=== TASK DETAILS ===
Please convert the stretch from the start of the items below through the line containing "- info: Actualizado" into a Markdown table with the columns No. and Line. Number each row, and leave out any blank lines.

=== AVAILABLE RECORDS ===
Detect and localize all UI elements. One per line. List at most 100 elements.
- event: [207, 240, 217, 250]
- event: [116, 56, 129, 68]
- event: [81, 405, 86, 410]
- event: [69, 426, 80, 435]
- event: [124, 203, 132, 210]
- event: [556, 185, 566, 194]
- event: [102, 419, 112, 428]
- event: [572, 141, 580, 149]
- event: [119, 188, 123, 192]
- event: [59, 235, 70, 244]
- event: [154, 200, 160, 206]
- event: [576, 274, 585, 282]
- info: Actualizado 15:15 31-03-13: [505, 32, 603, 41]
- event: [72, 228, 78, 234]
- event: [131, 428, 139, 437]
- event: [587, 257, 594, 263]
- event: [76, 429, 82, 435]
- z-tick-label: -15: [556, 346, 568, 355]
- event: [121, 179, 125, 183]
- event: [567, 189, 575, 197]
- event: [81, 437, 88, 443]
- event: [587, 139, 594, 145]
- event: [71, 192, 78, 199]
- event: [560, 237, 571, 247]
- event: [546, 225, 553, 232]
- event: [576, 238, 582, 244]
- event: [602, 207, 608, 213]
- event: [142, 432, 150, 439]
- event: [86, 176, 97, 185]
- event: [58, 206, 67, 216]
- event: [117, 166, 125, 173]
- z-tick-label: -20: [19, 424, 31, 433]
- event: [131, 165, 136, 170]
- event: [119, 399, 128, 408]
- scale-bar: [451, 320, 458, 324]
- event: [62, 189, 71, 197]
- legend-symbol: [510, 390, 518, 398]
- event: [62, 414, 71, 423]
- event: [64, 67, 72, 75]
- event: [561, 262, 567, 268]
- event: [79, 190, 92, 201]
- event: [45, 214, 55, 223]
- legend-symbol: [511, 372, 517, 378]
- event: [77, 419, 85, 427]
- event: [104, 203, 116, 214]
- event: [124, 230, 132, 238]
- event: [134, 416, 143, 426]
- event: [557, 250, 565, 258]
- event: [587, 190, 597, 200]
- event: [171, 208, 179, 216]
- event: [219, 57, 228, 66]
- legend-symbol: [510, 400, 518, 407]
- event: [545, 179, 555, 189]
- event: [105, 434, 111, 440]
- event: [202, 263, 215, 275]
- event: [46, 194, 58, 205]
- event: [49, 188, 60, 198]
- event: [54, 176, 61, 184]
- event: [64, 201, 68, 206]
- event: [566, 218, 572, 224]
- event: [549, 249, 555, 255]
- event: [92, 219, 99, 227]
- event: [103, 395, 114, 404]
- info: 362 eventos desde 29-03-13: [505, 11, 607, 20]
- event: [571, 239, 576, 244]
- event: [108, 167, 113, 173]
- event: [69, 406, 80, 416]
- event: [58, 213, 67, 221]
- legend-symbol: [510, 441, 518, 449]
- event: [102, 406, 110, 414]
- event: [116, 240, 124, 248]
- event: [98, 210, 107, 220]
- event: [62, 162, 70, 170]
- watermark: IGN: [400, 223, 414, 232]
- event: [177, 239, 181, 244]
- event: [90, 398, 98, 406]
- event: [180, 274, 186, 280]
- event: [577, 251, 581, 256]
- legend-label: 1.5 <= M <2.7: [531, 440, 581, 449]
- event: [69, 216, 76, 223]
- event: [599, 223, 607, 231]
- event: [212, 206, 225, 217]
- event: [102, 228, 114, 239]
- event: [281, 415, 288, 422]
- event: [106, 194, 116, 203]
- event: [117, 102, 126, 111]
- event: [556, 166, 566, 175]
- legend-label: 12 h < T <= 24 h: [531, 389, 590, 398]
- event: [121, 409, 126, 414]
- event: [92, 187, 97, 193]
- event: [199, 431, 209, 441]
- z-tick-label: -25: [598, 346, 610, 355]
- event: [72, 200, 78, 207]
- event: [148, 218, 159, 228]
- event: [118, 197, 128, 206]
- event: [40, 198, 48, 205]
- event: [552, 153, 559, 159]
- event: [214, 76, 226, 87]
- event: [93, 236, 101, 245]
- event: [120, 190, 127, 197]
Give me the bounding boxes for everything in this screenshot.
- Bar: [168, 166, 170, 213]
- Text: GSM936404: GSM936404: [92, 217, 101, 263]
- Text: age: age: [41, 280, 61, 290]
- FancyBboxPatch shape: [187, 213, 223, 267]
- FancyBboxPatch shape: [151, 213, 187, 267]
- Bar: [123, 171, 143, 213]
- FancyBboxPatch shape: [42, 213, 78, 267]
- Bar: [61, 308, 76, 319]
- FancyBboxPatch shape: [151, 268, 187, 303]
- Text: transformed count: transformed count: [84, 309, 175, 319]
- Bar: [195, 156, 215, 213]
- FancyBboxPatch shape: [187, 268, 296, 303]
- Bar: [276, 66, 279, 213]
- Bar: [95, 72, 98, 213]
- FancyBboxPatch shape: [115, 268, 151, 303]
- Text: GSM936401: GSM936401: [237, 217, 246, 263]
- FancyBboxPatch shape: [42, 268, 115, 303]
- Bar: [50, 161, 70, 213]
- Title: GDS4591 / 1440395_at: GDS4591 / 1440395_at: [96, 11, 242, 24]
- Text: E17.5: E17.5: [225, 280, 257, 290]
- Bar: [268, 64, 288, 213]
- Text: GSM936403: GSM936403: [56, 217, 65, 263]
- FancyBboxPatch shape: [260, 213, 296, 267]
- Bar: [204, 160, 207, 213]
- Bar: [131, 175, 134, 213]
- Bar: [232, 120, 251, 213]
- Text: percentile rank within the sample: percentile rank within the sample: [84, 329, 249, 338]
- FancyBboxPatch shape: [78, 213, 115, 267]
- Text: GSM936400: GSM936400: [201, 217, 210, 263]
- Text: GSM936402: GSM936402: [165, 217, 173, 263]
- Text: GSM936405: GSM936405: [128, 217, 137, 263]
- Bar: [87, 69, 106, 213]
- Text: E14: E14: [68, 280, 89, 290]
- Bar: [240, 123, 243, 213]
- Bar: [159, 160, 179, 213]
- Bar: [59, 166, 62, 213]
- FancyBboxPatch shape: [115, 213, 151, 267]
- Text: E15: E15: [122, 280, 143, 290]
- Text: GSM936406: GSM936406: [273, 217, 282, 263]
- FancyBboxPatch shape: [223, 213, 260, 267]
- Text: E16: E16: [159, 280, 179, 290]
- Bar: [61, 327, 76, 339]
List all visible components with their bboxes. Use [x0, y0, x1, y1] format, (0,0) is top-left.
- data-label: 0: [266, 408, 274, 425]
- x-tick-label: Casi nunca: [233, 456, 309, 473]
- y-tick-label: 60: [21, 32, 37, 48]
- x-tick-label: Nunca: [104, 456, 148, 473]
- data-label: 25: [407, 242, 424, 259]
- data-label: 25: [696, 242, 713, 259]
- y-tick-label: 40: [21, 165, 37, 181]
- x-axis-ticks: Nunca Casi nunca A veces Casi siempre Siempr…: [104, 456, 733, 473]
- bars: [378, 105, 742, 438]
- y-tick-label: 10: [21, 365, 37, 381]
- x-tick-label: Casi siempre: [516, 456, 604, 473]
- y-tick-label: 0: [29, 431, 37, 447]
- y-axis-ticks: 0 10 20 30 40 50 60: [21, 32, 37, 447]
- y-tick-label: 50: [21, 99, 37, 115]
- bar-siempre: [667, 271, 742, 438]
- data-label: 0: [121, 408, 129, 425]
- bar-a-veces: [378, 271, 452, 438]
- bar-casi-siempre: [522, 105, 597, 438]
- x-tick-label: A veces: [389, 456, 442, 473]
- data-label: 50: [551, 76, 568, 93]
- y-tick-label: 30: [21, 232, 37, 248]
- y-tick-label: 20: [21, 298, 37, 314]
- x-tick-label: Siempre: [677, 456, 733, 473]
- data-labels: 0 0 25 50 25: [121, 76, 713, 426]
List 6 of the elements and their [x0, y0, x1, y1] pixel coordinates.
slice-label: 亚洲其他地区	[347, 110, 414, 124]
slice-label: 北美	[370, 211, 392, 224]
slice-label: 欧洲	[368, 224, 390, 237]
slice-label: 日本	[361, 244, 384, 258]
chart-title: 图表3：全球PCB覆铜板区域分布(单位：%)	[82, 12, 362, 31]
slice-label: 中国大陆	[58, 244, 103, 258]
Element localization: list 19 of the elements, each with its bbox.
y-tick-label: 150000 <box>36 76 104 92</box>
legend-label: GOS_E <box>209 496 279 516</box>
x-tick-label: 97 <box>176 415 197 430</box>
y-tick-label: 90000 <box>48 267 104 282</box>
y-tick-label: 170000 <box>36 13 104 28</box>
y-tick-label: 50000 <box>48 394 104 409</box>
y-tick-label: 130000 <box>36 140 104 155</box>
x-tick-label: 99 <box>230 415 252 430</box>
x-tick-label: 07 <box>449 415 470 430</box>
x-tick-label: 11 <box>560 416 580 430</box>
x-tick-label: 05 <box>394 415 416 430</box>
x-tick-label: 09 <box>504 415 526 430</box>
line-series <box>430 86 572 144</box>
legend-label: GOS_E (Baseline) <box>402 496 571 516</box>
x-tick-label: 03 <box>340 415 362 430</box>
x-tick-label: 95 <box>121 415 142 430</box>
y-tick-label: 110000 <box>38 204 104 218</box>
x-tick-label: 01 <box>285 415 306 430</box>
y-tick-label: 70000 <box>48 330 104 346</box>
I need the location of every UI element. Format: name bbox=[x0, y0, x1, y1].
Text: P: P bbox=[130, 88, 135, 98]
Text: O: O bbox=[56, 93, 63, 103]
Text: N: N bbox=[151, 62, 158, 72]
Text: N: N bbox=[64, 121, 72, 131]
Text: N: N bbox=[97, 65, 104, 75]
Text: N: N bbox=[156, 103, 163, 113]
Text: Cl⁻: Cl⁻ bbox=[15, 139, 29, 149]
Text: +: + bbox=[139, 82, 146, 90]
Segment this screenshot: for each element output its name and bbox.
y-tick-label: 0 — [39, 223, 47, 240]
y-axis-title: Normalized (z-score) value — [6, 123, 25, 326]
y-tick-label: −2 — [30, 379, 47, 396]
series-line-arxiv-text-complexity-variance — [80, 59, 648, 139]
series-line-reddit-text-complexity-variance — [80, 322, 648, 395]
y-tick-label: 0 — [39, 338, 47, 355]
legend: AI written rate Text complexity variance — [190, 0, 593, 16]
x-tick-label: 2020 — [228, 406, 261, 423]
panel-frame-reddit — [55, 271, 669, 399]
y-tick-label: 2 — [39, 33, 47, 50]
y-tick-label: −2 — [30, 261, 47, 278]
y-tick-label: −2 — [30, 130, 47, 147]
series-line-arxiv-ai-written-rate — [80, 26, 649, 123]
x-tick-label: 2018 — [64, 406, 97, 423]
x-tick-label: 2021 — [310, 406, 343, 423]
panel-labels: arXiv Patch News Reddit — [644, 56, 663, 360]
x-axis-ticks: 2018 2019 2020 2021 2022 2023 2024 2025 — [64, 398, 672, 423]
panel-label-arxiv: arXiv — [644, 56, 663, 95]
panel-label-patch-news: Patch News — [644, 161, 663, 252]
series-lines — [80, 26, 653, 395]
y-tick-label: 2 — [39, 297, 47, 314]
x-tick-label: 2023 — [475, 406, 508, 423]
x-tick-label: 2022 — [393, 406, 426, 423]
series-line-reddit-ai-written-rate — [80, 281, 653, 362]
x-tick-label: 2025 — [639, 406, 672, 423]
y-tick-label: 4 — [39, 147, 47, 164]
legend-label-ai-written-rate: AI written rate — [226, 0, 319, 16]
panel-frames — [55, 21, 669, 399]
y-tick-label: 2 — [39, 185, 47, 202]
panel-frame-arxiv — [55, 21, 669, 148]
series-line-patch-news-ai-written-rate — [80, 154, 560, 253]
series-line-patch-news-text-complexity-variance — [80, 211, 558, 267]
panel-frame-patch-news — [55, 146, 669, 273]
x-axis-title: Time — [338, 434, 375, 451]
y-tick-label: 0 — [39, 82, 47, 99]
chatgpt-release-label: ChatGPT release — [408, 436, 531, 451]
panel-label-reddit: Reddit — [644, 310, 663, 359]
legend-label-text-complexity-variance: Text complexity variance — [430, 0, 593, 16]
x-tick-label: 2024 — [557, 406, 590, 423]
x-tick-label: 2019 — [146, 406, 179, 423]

=== EXERCISE RESULT ===
| No. | Line |
|---|---|
| 1 | Detect and localize all UI elements. One per line. List at most 100 elements. |
| 2 | - event: [207, 240, 217, 250] |
| 3 | - event: [116, 56, 129, 68] |
| 4 | - event: [81, 405, 86, 410] |
| 5 | - event: [69, 426, 80, 435] |
| 6 | - event: [124, 203, 132, 210] |
| 7 | - event: [556, 185, 566, 194] |
| 8 | - event: [102, 419, 112, 428] |
| 9 | - event: [572, 141, 580, 149] |
| 10 | - event: [119, 188, 123, 192] |
| 11 | - event: [59, 235, 70, 244] |
| 12 | - event: [154, 200, 160, 206] |
| 13 | - event: [576, 274, 585, 282] |
| 14 | - info: Actualizado 15:15 31-03-13: [505, 32, 603, 41] |